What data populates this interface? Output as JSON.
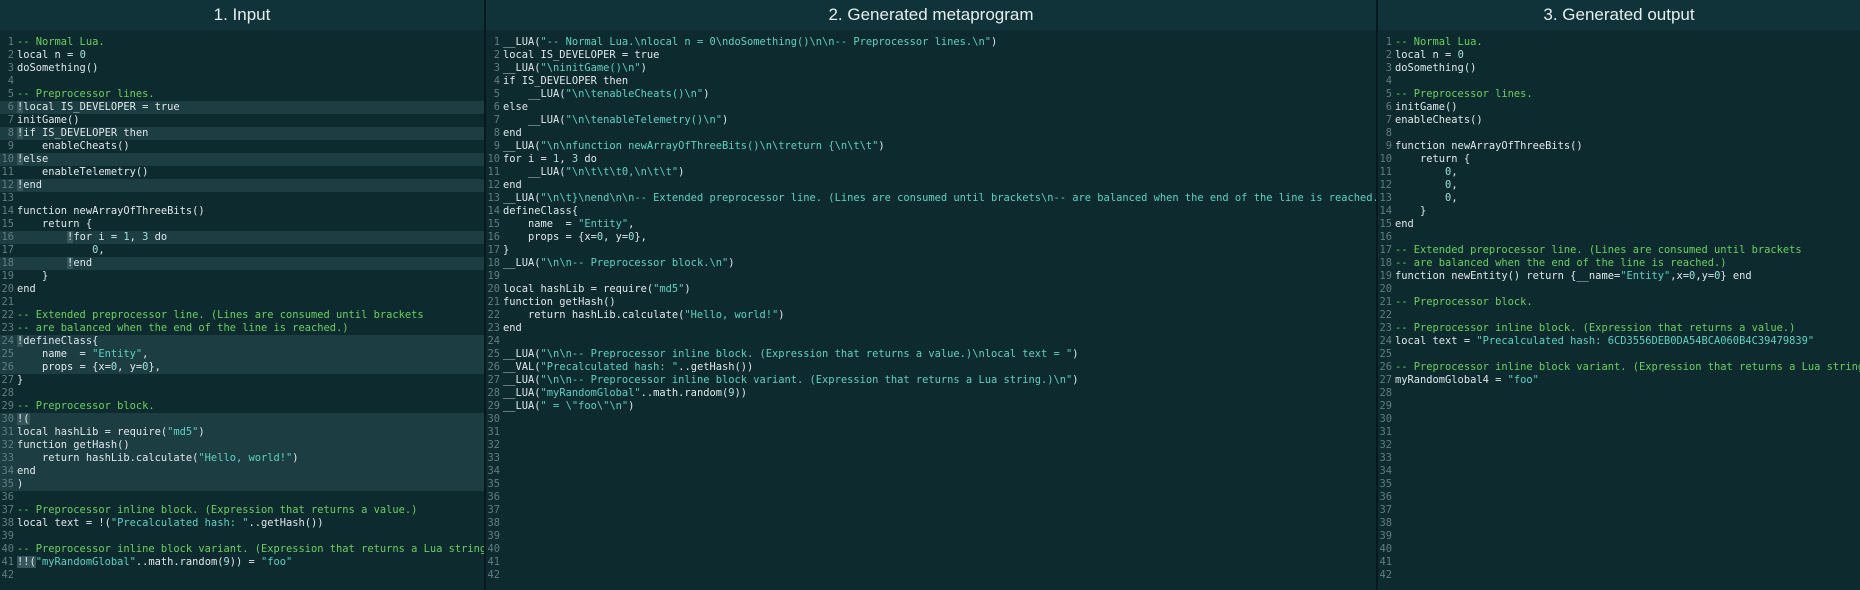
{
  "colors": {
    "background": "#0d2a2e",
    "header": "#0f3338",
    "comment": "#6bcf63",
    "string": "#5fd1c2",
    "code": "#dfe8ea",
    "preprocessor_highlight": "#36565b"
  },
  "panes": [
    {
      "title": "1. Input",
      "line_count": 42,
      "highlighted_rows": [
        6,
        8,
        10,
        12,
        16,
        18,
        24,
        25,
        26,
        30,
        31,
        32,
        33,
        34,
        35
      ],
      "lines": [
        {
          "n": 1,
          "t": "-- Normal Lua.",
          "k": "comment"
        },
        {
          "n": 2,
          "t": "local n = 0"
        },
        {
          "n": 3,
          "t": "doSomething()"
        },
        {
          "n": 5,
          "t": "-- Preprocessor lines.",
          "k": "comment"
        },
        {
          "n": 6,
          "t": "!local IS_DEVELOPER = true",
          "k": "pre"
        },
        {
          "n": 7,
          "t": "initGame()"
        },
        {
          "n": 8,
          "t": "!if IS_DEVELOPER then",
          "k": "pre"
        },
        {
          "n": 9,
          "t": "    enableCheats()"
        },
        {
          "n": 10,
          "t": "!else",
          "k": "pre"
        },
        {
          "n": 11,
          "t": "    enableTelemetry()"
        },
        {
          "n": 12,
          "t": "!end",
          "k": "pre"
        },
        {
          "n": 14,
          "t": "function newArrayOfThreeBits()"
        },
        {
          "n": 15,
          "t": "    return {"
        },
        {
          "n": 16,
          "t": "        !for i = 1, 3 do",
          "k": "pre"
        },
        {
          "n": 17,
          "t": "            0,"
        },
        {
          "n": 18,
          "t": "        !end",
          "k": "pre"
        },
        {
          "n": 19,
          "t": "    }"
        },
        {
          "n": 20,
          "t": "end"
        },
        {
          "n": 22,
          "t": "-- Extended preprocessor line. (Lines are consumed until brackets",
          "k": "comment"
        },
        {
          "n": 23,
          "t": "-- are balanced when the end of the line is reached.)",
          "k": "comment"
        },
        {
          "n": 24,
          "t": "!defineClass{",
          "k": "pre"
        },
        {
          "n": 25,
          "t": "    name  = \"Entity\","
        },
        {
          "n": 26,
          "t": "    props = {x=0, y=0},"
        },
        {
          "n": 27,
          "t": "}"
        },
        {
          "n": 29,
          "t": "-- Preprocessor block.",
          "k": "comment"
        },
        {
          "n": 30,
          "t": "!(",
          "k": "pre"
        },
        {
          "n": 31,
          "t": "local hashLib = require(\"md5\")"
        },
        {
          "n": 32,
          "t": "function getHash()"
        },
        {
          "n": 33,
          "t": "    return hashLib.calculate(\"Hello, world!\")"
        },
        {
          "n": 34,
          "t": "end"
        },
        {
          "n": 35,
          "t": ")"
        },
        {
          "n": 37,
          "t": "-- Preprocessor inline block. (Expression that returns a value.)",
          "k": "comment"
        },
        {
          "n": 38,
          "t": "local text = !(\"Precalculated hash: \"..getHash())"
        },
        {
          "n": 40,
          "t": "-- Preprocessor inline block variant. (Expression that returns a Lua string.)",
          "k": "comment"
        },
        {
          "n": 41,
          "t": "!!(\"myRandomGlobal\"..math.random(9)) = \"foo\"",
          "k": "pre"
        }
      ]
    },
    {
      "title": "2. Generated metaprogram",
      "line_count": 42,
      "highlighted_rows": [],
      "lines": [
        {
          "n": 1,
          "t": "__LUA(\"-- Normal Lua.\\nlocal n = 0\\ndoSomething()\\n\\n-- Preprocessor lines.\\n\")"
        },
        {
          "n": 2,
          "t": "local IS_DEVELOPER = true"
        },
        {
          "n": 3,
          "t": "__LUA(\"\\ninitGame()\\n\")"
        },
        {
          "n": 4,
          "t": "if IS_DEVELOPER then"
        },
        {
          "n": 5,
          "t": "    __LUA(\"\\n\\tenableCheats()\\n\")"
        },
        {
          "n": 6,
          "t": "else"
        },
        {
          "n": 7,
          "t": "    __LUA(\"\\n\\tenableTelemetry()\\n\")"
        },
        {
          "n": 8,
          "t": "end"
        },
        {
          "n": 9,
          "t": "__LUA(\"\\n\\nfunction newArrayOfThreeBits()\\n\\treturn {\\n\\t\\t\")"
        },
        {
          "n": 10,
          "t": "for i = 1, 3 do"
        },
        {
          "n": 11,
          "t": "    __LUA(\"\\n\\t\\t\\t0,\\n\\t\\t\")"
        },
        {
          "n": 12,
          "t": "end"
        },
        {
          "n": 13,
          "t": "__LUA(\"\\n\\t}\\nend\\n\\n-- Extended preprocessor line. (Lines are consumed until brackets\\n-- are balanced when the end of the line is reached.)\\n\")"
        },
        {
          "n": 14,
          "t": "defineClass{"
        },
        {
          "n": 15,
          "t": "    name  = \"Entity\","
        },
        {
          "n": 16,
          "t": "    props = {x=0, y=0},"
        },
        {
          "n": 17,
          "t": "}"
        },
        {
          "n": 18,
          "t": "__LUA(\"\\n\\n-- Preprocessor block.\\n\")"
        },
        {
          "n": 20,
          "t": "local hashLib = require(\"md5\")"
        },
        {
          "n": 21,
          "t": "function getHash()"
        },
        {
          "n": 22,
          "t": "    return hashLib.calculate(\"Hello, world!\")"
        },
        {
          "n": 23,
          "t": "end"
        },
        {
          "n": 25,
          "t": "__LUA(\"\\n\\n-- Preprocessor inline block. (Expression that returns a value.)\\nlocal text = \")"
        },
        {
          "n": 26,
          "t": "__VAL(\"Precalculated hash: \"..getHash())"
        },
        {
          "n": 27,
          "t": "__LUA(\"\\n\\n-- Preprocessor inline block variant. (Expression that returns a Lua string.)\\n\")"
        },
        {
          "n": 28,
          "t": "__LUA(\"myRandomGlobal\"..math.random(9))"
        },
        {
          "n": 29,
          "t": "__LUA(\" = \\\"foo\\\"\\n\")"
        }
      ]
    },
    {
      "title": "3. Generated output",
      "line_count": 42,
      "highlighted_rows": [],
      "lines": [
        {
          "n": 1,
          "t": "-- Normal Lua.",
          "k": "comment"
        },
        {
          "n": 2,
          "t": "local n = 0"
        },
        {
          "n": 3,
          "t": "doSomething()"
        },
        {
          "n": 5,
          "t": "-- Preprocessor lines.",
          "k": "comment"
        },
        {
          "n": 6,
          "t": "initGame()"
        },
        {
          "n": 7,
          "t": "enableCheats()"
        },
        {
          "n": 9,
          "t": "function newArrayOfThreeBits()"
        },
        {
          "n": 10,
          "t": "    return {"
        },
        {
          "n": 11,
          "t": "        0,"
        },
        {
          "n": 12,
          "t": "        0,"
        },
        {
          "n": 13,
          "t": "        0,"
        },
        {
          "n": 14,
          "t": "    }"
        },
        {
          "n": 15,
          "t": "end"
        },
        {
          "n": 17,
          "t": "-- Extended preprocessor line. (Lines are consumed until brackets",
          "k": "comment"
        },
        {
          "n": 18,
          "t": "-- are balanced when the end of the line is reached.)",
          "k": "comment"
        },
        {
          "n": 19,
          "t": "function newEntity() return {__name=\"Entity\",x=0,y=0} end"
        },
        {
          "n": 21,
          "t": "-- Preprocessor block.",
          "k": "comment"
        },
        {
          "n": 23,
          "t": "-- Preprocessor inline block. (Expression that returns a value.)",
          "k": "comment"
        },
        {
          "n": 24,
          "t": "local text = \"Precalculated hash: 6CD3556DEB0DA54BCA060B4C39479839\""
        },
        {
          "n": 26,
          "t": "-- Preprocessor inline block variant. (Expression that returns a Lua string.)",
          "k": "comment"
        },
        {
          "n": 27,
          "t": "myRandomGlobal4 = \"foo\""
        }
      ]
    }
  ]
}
━━━
Transcribe all of the material exactly, leaving out whatever pictures it contains.

- **THE ANSWER**:
What data populates this interface? Output as JSON.
{
  "colors": {
    "background": "#0d2a2e",
    "header": "#0f3338",
    "comment": "#6bcf63",
    "string": "#5fd1c2",
    "code": "#dfe8ea",
    "preprocessor_highlight": "#36565b"
  },
  "panes": [
    {
      "title": "1. Input",
      "line_count": 42,
      "highlighted_rows": [
        6,
        8,
        10,
        12,
        16,
        18,
        24,
        25,
        26,
        30,
        31,
        32,
        33,
        34,
        35
      ],
      "lines": [
        {
          "n": 1,
          "t": "-- Normal Lua.",
          "k": "comment"
        },
        {
          "n": 2,
          "t": "local n = 0"
        },
        {
          "n": 3,
          "t": "doSomething()"
        },
        {
          "n": 5,
          "t": "-- Preprocessor lines.",
          "k": "comment"
        },
        {
          "n": 6,
          "t": "!local IS_DEVELOPER = true",
          "k": "pre"
        },
        {
          "n": 7,
          "t": "initGame()"
        },
        {
          "n": 8,
          "t": "!if IS_DEVELOPER then",
          "k": "pre"
        },
        {
          "n": 9,
          "t": "    enableCheats()"
        },
        {
          "n": 10,
          "t": "!else",
          "k": "pre"
        },
        {
          "n": 11,
          "t": "    enableTelemetry()"
        },
        {
          "n": 12,
          "t": "!end",
          "k": "pre"
        },
        {
          "n": 14,
          "t": "function newArrayOfThreeBits()"
        },
        {
          "n": 15,
          "t": "    return {"
        },
        {
          "n": 16,
          "t": "        !for i = 1, 3 do",
          "k": "pre"
        },
        {
          "n": 17,
          "t": "            0,"
        },
        {
          "n": 18,
          "t": "        !end",
          "k": "pre"
        },
        {
          "n": 19,
          "t": "    }"
        },
        {
          "n": 20,
          "t": "end"
        },
        {
          "n": 22,
          "t": "-- Extended preprocessor line. (Lines are consumed until brackets",
          "k": "comment"
        },
        {
          "n": 23,
          "t": "-- are balanced when the end of the line is reached.)",
          "k": "comment"
        },
        {
          "n": 24,
          "t": "!defineClass{",
          "k": "pre"
        },
        {
          "n": 25,
          "t": "    name  = \"Entity\","
        },
        {
          "n": 26,
          "t": "    props = {x=0, y=0},"
        },
        {
          "n": 27,
          "t": "}"
        },
        {
          "n": 29,
          "t": "-- Preprocessor block.",
          "k": "comment"
        },
        {
          "n": 30,
          "t": "!(",
          "k": "pre"
        },
        {
          "n": 31,
          "t": "local hashLib = require(\"md5\")"
        },
        {
          "n": 32,
          "t": "function getHash()"
        },
        {
          "n": 33,
          "t": "    return hashLib.calculate(\"Hello, world!\")"
        },
        {
          "n": 34,
          "t": "end"
        },
        {
          "n": 35,
          "t": ")"
        },
        {
          "n": 37,
          "t": "-- Preprocessor inline block. (Expression that returns a value.)",
          "k": "comment"
        },
        {
          "n": 38,
          "t": "local text = !(\"Precalculated hash: \"..getHash())"
        },
        {
          "n": 40,
          "t": "-- Preprocessor inline block variant. (Expression that returns a Lua string.)",
          "k": "comment"
        },
        {
          "n": 41,
          "t": "!!(\"myRandomGlobal\"..math.random(9)) = \"foo\"",
          "k": "pre"
        }
      ]
    },
    {
      "title": "2. Generated metaprogram",
      "line_count": 42,
      "highlighted_rows": [],
      "lines": [
        {
          "n": 1,
          "t": "__LUA(\"-- Normal Lua.\\nlocal n = 0\\ndoSomething()\\n\\n-- Preprocessor lines.\\n\")"
        },
        {
          "n": 2,
          "t": "local IS_DEVELOPER = true"
        },
        {
          "n": 3,
          "t": "__LUA(\"\\ninitGame()\\n\")"
        },
        {
          "n": 4,
          "t": "if IS_DEVELOPER then"
        },
        {
          "n": 5,
          "t": "    __LUA(\"\\n\\tenableCheats()\\n\")"
        },
        {
          "n": 6,
          "t": "else"
        },
        {
          "n": 7,
          "t": "    __LUA(\"\\n\\tenableTelemetry()\\n\")"
        },
        {
          "n": 8,
          "t": "end"
        },
        {
          "n": 9,
          "t": "__LUA(\"\\n\\nfunction newArrayOfThreeBits()\\n\\treturn {\\n\\t\\t\")"
        },
        {
          "n": 10,
          "t": "for i = 1, 3 do"
        },
        {
          "n": 11,
          "t": "    __LUA(\"\\n\\t\\t\\t0,\\n\\t\\t\")"
        },
        {
          "n": 12,
          "t": "end"
        },
        {
          "n": 13,
          "t": "__LUA(\"\\n\\t}\\nend\\n\\n-- Extended preprocessor line. (Lines are consumed until brackets\\n-- are balanced when the end of the line is reached.)\\n\")"
        },
        {
          "n": 14,
          "t": "defineClass{"
        },
        {
          "n": 15,
          "t": "    name  = \"Entity\","
        },
        {
          "n": 16,
          "t": "    props = {x=0, y=0},"
        },
        {
          "n": 17,
          "t": "}"
        },
        {
          "n": 18,
          "t": "__LUA(\"\\n\\n-- Preprocessor block.\\n\")"
        },
        {
          "n": 20,
          "t": "local hashLib = require(\"md5\")"
        },
        {
          "n": 21,
          "t": "function getHash()"
        },
        {
          "n": 22,
          "t": "    return hashLib.calculate(\"Hello, world!\")"
        },
        {
          "n": 23,
          "t": "end"
        },
        {
          "n": 25,
          "t": "__LUA(\"\\n\\n-- Preprocessor inline block. (Expression that returns a value.)\\nlocal text = \")"
        },
        {
          "n": 26,
          "t": "__VAL(\"Precalculated hash: \"..getHash())"
        },
        {
          "n": 27,
          "t": "__LUA(\"\\n\\n-- Preprocessor inline block variant. (Expression that returns a Lua string.)\\n\")"
        },
        {
          "n": 28,
          "t": "__LUA(\"myRandomGlobal\"..math.random(9))"
        },
        {
          "n": 29,
          "t": "__LUA(\" = \\\"foo\\\"\\n\")"
        }
      ]
    },
    {
      "title": "3. Generated output",
      "line_count": 42,
      "highlighted_rows": [],
      "lines": [
        {
          "n": 1,
          "t": "-- Normal Lua.",
          "k": "comment"
        },
        {
          "n": 2,
          "t": "local n = 0"
        },
        {
          "n": 3,
          "t": "doSomething()"
        },
        {
          "n": 5,
          "t": "-- Preprocessor lines.",
          "k": "comment"
        },
        {
          "n": 6,
          "t": "initGame()"
        },
        {
          "n": 7,
          "t": "enableCheats()"
        },
        {
          "n": 9,
          "t": "function newArrayOfThreeBits()"
        },
        {
          "n": 10,
          "t": "    return {"
        },
        {
          "n": 11,
          "t": "        0,"
        },
        {
          "n": 12,
          "t": "        0,"
        },
        {
          "n": 13,
          "t": "        0,"
        },
        {
          "n": 14,
          "t": "    }"
        },
        {
          "n": 15,
          "t": "end"
        },
        {
          "n": 17,
          "t": "-- Extended preprocessor line. (Lines are consumed until brackets",
          "k": "comment"
        },
        {
          "n": 18,
          "t": "-- are balanced when the end of the line is reached.)",
          "k": "comment"
        },
        {
          "n": 19,
          "t": "function newEntity() return {__name=\"Entity\",x=0,y=0} end"
        },
        {
          "n": 21,
          "t": "-- Preprocessor block.",
          "k": "comment"
        },
        {
          "n": 23,
          "t": "-- Preprocessor inline block. (Expression that returns a value.)",
          "k": "comment"
        },
        {
          "n": 24,
          "t": "local text = \"Precalculated hash: 6CD3556DEB0DA54BCA060B4C39479839\""
        },
        {
          "n": 26,
          "t": "-- Preprocessor inline block variant. (Expression that returns a Lua string.)",
          "k": "comment"
        },
        {
          "n": 27,
          "t": "myRandomGlobal4 = \"foo\""
        }
      ]
    }
  ]
}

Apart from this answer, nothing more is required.